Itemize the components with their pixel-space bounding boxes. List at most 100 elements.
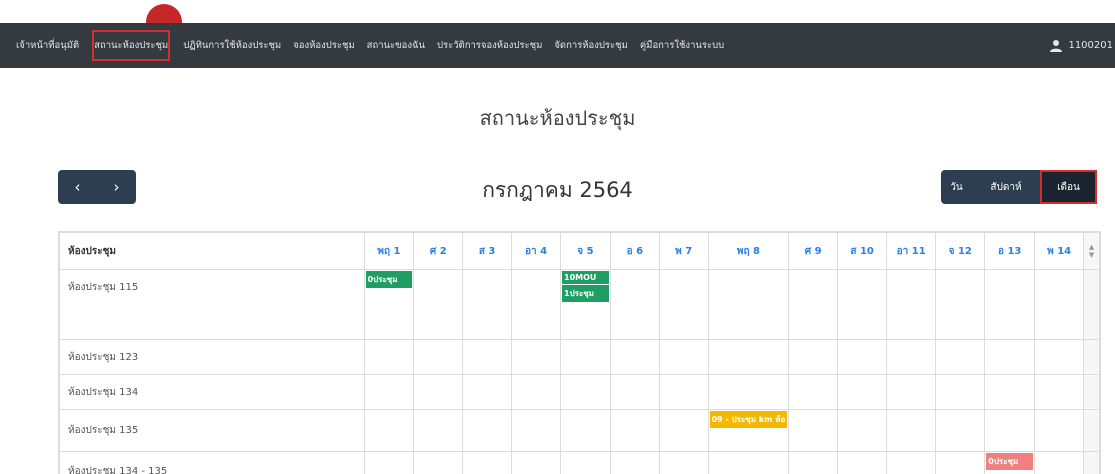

--

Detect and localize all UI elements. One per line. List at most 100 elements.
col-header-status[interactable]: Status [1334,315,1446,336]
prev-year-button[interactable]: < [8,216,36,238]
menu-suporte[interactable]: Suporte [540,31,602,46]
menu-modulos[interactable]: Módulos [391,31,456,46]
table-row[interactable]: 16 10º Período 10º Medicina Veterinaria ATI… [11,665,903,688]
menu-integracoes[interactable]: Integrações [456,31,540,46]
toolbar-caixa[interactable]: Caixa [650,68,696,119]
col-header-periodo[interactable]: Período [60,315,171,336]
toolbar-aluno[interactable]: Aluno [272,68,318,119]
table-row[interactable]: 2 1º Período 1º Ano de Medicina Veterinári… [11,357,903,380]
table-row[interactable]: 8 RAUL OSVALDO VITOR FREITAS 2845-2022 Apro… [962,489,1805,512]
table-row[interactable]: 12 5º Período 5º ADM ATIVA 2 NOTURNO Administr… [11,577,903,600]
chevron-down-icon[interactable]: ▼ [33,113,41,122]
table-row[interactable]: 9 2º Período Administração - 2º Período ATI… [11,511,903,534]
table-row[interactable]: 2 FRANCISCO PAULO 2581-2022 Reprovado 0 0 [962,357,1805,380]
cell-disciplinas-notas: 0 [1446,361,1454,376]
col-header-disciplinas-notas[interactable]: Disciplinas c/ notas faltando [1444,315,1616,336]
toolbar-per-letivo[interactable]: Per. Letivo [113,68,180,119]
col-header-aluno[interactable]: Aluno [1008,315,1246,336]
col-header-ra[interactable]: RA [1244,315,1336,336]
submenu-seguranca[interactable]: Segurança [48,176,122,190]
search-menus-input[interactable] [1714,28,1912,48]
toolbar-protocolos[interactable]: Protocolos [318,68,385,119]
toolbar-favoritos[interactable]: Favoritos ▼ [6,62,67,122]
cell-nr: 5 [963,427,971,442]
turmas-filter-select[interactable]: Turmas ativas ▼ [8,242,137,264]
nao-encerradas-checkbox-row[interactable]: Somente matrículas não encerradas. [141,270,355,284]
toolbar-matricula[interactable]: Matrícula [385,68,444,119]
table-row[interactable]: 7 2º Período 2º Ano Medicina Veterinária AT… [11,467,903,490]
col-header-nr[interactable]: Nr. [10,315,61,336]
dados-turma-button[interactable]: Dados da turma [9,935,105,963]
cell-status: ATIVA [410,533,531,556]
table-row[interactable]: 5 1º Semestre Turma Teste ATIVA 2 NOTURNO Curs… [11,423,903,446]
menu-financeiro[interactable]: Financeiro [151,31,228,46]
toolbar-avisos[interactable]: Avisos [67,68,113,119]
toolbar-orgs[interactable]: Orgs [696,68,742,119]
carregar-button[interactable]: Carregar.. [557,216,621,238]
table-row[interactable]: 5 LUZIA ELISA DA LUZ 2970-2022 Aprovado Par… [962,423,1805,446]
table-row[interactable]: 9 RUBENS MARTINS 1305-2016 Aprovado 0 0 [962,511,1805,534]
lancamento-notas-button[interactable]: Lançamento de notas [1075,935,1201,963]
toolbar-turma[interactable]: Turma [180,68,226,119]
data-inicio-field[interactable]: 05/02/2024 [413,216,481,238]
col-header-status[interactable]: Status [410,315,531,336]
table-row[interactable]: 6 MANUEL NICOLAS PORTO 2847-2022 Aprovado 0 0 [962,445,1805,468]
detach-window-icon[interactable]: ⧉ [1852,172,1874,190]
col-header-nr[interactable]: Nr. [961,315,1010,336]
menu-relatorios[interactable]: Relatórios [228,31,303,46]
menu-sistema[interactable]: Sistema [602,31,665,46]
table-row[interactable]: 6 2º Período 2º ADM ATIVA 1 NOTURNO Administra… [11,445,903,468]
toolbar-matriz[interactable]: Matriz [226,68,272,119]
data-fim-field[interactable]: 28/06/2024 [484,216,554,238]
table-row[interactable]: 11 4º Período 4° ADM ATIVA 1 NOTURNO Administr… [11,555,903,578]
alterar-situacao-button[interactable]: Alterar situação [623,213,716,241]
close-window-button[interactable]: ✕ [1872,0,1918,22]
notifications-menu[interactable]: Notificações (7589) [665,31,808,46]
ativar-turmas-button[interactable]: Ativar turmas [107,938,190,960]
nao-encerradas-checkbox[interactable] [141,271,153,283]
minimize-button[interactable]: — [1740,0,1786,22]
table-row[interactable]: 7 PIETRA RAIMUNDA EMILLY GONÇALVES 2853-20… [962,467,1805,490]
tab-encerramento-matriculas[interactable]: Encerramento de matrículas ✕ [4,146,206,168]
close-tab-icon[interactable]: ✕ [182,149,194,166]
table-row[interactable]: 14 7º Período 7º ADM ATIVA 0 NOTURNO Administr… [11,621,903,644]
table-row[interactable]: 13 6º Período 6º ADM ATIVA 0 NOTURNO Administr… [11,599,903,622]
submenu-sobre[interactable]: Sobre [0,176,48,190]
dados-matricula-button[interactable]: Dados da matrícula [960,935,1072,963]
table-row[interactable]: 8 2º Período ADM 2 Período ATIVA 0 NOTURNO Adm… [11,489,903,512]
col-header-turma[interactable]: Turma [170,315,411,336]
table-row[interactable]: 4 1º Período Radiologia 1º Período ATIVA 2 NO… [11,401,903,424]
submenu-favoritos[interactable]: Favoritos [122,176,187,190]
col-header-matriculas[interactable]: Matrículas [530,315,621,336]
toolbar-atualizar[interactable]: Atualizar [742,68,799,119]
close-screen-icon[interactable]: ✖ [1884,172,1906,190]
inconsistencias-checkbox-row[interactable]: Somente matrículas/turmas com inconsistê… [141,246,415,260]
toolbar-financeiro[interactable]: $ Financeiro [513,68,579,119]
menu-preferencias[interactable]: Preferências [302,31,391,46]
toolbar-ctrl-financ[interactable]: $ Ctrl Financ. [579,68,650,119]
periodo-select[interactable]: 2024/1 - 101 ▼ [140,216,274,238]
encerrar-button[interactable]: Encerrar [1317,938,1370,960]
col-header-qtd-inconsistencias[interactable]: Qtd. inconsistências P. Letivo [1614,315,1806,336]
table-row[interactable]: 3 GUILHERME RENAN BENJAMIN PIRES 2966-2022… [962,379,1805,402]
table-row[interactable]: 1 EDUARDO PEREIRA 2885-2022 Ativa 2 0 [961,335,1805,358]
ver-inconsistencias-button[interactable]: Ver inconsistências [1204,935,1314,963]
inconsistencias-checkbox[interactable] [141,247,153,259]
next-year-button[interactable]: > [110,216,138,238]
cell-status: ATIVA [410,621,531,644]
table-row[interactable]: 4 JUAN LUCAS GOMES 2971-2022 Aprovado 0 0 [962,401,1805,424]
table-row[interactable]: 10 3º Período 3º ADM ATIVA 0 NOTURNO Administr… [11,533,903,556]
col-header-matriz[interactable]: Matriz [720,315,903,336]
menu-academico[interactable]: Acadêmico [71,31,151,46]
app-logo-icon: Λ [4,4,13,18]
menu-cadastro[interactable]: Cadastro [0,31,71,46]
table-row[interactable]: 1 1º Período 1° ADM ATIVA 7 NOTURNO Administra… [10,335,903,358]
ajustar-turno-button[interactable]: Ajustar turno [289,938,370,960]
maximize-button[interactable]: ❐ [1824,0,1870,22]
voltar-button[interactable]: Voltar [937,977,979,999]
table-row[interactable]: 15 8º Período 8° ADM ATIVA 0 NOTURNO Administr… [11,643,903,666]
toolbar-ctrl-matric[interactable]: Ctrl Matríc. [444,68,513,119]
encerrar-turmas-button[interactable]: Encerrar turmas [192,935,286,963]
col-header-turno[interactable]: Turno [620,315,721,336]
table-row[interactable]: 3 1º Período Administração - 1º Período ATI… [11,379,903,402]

...

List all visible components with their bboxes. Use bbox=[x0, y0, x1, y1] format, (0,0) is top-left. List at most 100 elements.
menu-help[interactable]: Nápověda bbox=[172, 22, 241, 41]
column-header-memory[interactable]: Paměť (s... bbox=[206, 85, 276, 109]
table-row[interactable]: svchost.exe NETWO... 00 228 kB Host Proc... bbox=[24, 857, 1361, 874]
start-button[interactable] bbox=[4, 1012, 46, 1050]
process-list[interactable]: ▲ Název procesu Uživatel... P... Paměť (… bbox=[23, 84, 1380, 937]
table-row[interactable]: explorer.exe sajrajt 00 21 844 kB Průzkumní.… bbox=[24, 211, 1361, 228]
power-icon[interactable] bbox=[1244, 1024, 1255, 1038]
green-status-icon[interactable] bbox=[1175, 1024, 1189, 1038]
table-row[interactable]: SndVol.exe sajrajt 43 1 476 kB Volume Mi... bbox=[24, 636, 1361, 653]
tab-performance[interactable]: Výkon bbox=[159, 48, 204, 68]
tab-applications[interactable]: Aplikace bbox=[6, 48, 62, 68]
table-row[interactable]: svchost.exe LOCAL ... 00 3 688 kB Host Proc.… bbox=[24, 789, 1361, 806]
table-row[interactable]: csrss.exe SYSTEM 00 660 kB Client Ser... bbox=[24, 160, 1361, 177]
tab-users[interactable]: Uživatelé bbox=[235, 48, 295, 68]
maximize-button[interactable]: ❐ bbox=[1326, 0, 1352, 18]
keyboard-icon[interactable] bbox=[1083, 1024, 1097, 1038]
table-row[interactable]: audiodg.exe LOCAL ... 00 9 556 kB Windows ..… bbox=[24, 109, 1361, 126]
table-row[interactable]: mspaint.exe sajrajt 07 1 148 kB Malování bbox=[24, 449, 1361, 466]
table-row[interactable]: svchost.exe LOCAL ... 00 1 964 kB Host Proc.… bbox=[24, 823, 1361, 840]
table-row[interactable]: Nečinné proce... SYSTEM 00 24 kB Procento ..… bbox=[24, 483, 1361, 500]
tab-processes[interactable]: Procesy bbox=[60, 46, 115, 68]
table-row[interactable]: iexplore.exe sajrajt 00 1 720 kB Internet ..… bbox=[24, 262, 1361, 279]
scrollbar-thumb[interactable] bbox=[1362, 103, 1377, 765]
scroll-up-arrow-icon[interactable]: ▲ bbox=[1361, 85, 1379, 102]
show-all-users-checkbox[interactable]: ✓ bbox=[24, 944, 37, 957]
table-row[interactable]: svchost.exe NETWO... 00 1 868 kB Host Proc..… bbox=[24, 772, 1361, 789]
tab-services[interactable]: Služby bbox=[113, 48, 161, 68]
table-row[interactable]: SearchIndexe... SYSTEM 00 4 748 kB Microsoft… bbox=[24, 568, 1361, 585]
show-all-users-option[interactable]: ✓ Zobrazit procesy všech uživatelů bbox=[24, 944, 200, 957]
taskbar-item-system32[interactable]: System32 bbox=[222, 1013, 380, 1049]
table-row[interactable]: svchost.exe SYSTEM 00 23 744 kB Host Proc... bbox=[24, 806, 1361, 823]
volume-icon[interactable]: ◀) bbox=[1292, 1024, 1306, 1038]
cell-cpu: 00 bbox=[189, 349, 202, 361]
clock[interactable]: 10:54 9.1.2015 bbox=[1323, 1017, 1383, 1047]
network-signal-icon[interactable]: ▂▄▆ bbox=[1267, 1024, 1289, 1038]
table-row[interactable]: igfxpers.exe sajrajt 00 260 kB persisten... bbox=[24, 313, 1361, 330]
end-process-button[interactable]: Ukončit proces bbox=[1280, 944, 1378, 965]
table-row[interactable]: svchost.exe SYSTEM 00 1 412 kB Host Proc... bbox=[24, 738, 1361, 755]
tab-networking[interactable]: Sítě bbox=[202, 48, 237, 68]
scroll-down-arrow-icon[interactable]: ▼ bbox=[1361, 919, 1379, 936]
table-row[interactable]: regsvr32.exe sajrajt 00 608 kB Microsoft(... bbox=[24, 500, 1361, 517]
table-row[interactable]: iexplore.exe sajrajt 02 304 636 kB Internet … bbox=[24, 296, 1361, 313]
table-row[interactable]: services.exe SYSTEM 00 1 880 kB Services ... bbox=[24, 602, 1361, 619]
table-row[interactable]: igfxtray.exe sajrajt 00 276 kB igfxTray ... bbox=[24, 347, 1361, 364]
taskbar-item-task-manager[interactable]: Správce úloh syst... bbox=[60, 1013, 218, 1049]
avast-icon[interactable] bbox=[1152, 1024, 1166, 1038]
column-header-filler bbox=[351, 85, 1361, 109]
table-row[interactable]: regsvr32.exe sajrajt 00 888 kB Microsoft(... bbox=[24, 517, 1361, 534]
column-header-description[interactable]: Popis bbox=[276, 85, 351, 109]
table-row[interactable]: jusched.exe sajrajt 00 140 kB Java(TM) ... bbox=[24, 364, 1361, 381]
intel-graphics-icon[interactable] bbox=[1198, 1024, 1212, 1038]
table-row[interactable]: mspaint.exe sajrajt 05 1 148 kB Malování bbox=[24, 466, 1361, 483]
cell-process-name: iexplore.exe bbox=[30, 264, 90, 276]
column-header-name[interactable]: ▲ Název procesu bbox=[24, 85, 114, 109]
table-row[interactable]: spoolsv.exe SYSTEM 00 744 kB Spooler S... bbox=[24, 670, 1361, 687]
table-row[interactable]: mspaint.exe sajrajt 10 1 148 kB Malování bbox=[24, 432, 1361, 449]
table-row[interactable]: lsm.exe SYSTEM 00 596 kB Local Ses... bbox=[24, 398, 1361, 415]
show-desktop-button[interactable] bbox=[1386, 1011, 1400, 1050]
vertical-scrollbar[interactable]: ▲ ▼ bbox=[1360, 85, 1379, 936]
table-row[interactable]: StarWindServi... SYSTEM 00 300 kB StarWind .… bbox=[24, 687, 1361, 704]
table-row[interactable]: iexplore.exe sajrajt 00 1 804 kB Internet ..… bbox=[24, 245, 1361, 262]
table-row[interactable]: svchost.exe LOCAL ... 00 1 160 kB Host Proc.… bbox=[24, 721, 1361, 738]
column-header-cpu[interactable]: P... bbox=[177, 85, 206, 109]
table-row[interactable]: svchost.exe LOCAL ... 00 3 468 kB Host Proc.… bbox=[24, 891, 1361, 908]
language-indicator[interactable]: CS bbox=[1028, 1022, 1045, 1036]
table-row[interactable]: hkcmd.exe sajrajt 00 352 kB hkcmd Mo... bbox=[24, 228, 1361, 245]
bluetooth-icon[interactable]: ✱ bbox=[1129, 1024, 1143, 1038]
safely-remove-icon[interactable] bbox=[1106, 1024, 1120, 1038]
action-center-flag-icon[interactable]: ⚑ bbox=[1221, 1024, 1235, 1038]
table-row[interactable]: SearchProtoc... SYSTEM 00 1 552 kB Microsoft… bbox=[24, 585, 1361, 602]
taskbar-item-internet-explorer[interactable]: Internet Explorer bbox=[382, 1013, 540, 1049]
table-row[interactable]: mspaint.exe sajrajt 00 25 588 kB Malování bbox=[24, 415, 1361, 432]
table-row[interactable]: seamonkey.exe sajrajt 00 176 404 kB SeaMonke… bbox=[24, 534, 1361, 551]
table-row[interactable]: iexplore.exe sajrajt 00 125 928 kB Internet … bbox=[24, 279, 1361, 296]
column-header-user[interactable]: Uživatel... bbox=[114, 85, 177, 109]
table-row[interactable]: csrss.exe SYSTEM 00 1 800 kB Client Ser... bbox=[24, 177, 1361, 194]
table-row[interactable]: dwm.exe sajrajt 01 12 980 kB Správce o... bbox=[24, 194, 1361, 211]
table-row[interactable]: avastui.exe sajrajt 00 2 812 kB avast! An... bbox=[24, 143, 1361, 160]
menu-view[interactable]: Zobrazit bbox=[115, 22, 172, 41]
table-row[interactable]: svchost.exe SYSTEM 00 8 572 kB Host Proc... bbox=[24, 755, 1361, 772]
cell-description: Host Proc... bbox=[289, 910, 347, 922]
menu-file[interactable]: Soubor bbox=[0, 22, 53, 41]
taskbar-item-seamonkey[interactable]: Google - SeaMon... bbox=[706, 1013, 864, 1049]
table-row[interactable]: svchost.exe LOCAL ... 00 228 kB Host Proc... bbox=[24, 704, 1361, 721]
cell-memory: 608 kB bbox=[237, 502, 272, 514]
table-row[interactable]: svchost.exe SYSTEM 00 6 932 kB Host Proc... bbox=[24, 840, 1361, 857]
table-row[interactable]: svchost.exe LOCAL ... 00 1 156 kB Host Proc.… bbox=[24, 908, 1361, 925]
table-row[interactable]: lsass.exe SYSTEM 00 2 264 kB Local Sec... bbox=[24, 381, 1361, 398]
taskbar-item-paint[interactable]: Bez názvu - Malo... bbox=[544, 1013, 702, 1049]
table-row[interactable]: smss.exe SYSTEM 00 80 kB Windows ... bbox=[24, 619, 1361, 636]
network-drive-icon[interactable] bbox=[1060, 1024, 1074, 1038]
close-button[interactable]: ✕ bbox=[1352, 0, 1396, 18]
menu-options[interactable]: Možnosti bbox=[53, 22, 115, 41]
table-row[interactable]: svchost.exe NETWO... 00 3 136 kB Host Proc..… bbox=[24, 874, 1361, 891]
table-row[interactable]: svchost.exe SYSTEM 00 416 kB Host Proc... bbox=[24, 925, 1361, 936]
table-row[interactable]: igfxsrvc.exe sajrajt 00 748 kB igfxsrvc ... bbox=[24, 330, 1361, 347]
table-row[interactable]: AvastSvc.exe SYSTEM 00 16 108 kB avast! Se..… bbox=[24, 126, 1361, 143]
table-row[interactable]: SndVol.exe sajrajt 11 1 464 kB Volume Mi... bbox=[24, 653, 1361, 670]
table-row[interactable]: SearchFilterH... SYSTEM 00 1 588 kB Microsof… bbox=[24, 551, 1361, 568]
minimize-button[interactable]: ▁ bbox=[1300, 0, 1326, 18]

• **Aim of the exercise**:
Copy out the records exactly, starting with the line that contains "Detect and localize" and going on through the line that contains "menu-suporte[interactable]: Suporte [540,31,602,46]".

• **Solution for this problem**:
Detect and localize all UI elements. One per line. List at most 100 elements.
col-header-status[interactable]: Status [1334,315,1446,336]
prev-year-button[interactable]: < [8,216,36,238]
menu-suporte[interactable]: Suporte [540,31,602,46]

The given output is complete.